■ **Instructions to follow**: Reproduce the records unchanged, starting with the first line and ending after the line that contains "puzzle-thumbnail[interactable] — [510, 186, 568, 248]". Include both of those lines.

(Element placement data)
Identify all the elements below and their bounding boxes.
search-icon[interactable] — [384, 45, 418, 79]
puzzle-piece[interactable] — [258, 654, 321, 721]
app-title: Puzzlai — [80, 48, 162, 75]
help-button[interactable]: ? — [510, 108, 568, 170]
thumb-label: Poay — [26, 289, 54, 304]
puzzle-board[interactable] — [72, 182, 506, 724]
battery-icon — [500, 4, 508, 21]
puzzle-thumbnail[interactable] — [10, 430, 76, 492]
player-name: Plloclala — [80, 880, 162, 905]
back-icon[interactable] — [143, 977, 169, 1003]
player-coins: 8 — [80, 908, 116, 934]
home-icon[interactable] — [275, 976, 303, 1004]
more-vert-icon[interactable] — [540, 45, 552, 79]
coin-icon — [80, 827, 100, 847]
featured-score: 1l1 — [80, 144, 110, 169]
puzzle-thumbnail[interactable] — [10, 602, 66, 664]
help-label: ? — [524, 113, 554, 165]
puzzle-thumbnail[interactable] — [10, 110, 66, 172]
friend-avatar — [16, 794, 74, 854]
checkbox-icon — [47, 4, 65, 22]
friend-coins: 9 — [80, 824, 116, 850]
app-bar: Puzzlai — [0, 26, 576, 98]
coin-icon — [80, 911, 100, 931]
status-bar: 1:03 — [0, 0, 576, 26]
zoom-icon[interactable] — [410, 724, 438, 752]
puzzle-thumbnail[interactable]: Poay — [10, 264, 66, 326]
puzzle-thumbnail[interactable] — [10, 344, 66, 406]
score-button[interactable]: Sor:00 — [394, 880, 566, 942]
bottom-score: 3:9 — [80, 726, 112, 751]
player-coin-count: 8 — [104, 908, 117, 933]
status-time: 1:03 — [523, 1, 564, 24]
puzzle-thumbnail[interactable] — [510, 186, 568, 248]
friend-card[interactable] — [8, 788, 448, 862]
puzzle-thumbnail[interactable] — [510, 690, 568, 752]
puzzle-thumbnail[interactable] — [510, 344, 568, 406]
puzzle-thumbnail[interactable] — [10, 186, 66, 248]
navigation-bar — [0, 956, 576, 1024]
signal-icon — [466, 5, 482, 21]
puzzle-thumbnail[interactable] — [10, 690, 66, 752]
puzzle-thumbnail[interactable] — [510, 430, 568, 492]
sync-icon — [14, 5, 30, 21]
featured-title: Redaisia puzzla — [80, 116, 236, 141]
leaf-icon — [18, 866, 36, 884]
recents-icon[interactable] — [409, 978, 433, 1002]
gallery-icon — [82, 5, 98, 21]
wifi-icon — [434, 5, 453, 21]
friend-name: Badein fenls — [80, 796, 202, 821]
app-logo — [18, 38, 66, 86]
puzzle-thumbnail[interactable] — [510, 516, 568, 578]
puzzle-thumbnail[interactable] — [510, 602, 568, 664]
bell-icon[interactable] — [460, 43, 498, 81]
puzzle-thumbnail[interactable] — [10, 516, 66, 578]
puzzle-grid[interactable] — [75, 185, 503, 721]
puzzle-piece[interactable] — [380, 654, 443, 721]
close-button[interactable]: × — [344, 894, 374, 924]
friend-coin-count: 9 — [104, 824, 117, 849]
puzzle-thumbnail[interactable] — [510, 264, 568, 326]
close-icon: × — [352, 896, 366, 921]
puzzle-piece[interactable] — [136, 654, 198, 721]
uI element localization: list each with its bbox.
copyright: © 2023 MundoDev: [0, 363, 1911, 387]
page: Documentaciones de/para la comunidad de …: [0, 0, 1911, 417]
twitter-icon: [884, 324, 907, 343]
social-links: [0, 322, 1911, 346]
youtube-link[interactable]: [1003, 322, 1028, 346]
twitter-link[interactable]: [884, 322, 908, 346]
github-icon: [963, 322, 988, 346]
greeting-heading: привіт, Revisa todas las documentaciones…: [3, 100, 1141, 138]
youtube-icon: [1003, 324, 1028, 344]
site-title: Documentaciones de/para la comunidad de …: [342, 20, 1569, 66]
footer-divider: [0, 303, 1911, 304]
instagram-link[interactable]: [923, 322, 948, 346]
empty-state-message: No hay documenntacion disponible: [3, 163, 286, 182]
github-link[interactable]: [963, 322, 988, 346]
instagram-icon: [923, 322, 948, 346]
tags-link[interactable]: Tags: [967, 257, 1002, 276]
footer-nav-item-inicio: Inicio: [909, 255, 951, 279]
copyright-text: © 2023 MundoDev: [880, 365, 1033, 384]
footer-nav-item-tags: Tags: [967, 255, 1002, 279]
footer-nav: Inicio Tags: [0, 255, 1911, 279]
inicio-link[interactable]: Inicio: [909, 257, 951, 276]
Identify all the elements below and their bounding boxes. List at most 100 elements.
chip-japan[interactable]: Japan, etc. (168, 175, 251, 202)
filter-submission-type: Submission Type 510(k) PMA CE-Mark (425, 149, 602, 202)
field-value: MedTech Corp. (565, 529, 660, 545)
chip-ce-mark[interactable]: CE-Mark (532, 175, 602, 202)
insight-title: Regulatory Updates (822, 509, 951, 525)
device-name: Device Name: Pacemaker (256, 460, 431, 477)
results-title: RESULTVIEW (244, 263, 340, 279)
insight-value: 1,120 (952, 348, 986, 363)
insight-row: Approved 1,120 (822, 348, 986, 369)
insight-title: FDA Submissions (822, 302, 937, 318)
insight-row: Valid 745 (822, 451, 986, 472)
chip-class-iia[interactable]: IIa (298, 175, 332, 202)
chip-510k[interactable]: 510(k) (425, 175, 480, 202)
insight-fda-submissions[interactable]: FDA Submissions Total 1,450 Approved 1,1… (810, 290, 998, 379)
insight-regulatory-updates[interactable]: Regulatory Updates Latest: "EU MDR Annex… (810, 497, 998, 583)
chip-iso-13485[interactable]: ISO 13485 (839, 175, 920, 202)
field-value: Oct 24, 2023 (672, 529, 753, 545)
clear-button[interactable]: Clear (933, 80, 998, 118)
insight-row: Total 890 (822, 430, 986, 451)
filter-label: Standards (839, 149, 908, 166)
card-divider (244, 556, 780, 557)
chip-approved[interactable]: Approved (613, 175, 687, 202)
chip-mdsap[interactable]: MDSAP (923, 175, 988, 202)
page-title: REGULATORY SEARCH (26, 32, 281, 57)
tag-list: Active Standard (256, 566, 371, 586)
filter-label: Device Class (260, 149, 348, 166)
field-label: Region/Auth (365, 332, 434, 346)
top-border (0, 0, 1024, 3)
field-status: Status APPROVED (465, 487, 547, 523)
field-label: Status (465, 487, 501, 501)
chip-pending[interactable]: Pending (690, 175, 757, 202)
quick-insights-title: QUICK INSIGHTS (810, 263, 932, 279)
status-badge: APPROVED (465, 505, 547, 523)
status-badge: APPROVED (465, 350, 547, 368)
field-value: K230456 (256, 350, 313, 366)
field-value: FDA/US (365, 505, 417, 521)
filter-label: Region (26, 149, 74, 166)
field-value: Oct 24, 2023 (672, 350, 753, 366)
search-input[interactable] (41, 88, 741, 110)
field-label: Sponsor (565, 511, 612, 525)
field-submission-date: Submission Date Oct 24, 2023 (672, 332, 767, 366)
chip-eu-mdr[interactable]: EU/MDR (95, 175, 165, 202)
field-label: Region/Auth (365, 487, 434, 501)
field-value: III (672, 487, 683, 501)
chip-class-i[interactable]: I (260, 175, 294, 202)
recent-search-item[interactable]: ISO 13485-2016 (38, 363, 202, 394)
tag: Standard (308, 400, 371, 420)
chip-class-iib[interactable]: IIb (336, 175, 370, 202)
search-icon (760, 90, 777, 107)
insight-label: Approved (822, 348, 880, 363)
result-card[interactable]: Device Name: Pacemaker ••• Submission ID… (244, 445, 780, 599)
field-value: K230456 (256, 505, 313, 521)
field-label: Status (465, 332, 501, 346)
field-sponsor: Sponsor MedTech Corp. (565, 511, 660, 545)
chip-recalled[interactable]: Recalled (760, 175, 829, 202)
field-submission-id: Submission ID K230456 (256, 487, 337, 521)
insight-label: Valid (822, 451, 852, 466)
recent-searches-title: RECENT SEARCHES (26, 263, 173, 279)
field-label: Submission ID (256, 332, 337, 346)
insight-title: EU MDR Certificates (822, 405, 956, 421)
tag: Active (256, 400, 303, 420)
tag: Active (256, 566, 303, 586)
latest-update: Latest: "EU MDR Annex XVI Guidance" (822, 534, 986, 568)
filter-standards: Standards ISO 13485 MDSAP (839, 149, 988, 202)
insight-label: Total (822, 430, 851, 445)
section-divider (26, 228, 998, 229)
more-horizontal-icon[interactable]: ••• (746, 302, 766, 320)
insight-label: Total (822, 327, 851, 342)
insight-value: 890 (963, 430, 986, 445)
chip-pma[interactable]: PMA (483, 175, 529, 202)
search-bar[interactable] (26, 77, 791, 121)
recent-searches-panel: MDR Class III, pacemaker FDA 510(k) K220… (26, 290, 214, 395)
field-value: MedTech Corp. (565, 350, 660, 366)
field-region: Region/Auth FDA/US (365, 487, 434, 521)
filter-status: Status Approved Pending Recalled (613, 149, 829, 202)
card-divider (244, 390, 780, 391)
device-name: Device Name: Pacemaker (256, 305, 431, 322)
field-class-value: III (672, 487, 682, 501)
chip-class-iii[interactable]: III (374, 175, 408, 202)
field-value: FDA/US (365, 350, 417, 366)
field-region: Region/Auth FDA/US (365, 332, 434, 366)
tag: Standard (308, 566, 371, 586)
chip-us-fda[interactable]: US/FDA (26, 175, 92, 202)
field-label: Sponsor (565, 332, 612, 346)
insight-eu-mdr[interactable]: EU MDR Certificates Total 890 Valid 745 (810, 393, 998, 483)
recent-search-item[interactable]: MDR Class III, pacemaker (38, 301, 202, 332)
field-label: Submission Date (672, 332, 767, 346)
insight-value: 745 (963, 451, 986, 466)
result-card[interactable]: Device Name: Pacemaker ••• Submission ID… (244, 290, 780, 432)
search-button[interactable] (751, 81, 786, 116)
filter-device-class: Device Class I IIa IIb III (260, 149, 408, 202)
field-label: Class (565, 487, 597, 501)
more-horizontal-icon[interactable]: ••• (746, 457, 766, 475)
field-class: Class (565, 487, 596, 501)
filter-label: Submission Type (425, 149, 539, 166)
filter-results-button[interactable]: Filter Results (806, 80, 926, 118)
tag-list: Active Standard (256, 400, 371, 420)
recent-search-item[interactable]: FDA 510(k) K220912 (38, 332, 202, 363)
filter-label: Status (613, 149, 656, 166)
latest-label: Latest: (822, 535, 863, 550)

■ **Solution for this exercise**:
Identify all the elements below and their bounding boxes.
search-icon[interactable] — [384, 45, 418, 79]
puzzle-piece[interactable] — [258, 654, 321, 721]
app-title: Puzzlai — [80, 48, 162, 75]
help-button[interactable]: ? — [510, 108, 568, 170]
thumb-label: Poay — [26, 289, 54, 304]
puzzle-board[interactable] — [72, 182, 506, 724]
battery-icon — [500, 4, 508, 21]
puzzle-thumbnail[interactable] — [10, 430, 76, 492]
player-name: Plloclala — [80, 880, 162, 905]
back-icon[interactable] — [143, 977, 169, 1003]
player-coins: 8 — [80, 908, 116, 934]
home-icon[interactable] — [275, 976, 303, 1004]
more-vert-icon[interactable] — [540, 45, 552, 79]
coin-icon — [80, 827, 100, 847]
featured-score: 1l1 — [80, 144, 110, 169]
puzzle-thumbnail[interactable] — [10, 602, 66, 664]
help-label: ? — [524, 113, 554, 165]
puzzle-thumbnail[interactable] — [10, 110, 66, 172]
friend-avatar — [16, 794, 74, 854]
checkbox-icon — [47, 4, 65, 22]
friend-coins: 9 — [80, 824, 116, 850]
app-bar: Puzzlai — [0, 26, 576, 98]
coin-icon — [80, 911, 100, 931]
status-bar: 1:03 — [0, 0, 576, 26]
zoom-icon[interactable] — [410, 724, 438, 752]
puzzle-thumbnail[interactable]: Poay — [10, 264, 66, 326]
puzzle-thumbnail[interactable] — [10, 344, 66, 406]
score-button[interactable]: Sor:00 — [394, 880, 566, 942]
bottom-score: 3:9 — [80, 726, 112, 751]
player-coin-count: 8 — [104, 908, 117, 933]
status-time: 1:03 — [523, 1, 564, 24]
puzzle-thumbnail[interactable] — [510, 186, 568, 248]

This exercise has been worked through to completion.